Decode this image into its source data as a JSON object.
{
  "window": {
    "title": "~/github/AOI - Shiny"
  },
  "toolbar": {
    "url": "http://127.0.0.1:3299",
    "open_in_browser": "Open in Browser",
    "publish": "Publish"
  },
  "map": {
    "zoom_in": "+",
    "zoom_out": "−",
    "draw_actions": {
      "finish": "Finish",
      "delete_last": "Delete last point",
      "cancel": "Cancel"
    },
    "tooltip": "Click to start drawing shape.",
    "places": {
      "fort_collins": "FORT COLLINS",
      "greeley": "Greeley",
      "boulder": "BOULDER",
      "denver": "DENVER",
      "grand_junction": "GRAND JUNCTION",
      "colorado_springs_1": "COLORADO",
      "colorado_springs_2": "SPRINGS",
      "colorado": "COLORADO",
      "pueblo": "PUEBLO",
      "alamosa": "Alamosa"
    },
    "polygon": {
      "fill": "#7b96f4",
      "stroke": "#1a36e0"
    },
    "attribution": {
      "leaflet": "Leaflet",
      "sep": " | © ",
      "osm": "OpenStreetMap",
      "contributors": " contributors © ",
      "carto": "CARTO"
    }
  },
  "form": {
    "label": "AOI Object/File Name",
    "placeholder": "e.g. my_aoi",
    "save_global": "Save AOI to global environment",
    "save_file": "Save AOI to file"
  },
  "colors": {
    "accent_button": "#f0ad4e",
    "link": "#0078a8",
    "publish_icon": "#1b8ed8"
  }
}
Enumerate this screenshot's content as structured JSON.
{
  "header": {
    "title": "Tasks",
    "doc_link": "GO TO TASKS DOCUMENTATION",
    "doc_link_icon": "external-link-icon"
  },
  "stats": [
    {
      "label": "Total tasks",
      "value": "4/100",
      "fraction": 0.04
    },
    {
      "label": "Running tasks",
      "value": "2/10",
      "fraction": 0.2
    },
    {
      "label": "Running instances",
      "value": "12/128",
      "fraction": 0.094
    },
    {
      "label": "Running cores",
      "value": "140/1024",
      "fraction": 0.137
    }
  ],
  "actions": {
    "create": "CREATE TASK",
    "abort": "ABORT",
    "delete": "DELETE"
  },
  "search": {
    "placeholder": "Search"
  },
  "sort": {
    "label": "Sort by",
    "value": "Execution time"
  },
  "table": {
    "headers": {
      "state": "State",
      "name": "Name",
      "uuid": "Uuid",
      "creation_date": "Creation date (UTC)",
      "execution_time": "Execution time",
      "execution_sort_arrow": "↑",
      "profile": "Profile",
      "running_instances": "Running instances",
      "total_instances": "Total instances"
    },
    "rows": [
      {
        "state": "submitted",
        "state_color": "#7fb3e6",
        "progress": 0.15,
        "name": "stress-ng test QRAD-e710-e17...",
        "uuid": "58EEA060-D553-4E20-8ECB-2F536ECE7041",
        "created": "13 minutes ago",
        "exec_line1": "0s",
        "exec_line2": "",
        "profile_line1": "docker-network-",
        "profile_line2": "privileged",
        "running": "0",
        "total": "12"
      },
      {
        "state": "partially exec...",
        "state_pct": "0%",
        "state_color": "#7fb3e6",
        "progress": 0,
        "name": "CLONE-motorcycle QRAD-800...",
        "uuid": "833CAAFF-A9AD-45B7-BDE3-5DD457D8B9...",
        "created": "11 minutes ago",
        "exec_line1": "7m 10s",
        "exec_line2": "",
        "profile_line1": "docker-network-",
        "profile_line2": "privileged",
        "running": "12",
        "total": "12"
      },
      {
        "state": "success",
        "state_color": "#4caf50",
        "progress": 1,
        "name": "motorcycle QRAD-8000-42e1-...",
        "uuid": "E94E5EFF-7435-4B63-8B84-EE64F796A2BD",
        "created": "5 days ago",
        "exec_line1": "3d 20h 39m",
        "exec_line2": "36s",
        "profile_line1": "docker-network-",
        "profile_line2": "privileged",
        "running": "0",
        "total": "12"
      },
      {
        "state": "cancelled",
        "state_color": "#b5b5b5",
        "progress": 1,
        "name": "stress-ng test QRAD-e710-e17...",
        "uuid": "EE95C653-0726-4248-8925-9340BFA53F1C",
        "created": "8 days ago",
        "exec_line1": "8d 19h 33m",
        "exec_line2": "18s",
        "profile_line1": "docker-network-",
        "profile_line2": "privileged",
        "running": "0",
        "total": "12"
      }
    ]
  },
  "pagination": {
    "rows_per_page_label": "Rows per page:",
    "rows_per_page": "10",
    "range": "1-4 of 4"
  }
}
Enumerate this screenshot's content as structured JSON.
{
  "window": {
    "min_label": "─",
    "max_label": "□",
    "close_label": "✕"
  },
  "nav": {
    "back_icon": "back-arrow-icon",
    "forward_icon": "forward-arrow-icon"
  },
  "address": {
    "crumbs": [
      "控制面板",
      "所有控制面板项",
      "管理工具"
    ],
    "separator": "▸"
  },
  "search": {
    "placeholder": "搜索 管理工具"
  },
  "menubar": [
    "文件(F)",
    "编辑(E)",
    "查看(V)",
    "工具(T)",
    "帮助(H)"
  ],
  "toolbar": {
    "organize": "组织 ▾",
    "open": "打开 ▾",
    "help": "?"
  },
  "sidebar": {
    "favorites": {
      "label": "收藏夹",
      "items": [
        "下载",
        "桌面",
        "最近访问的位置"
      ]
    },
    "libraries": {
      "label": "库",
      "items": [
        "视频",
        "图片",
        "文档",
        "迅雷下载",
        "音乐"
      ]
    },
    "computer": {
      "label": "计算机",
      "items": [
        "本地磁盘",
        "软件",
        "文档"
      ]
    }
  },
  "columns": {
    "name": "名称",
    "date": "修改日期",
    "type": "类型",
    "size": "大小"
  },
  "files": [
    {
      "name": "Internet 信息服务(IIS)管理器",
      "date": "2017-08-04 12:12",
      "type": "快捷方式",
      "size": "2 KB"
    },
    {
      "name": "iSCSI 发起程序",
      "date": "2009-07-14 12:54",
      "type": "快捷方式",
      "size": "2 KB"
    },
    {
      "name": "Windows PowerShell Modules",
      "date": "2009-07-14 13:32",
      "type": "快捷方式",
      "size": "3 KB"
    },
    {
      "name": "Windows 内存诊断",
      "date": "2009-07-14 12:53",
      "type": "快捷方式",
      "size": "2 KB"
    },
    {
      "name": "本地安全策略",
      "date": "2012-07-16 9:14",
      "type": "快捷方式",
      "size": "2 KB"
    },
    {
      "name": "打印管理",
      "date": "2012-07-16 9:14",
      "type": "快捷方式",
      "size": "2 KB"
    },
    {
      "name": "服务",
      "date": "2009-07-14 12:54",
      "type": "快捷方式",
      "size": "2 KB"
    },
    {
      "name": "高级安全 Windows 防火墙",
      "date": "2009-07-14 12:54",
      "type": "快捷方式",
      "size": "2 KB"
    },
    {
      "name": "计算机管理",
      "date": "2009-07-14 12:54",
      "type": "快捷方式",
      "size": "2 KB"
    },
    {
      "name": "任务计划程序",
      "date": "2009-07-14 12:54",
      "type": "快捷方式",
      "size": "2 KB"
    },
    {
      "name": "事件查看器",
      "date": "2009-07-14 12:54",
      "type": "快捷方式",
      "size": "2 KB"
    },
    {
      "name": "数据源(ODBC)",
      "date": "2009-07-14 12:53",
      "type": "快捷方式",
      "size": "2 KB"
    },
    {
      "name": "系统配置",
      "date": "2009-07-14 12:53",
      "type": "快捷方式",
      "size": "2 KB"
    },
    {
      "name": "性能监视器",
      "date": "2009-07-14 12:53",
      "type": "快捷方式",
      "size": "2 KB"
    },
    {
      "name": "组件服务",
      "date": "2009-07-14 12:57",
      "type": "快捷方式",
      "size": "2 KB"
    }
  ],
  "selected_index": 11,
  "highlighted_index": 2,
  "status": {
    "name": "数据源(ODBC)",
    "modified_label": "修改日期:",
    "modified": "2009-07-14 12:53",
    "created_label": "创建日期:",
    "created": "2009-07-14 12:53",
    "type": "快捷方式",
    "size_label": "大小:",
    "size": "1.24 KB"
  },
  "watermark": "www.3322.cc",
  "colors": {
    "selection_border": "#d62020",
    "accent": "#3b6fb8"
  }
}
+++++
» Given problem
Gather each line holding the string "instances".

» Response to this task
      "label": "Running instances",
      "running_instances": "Running instances",
      "total_instances": "Total instances"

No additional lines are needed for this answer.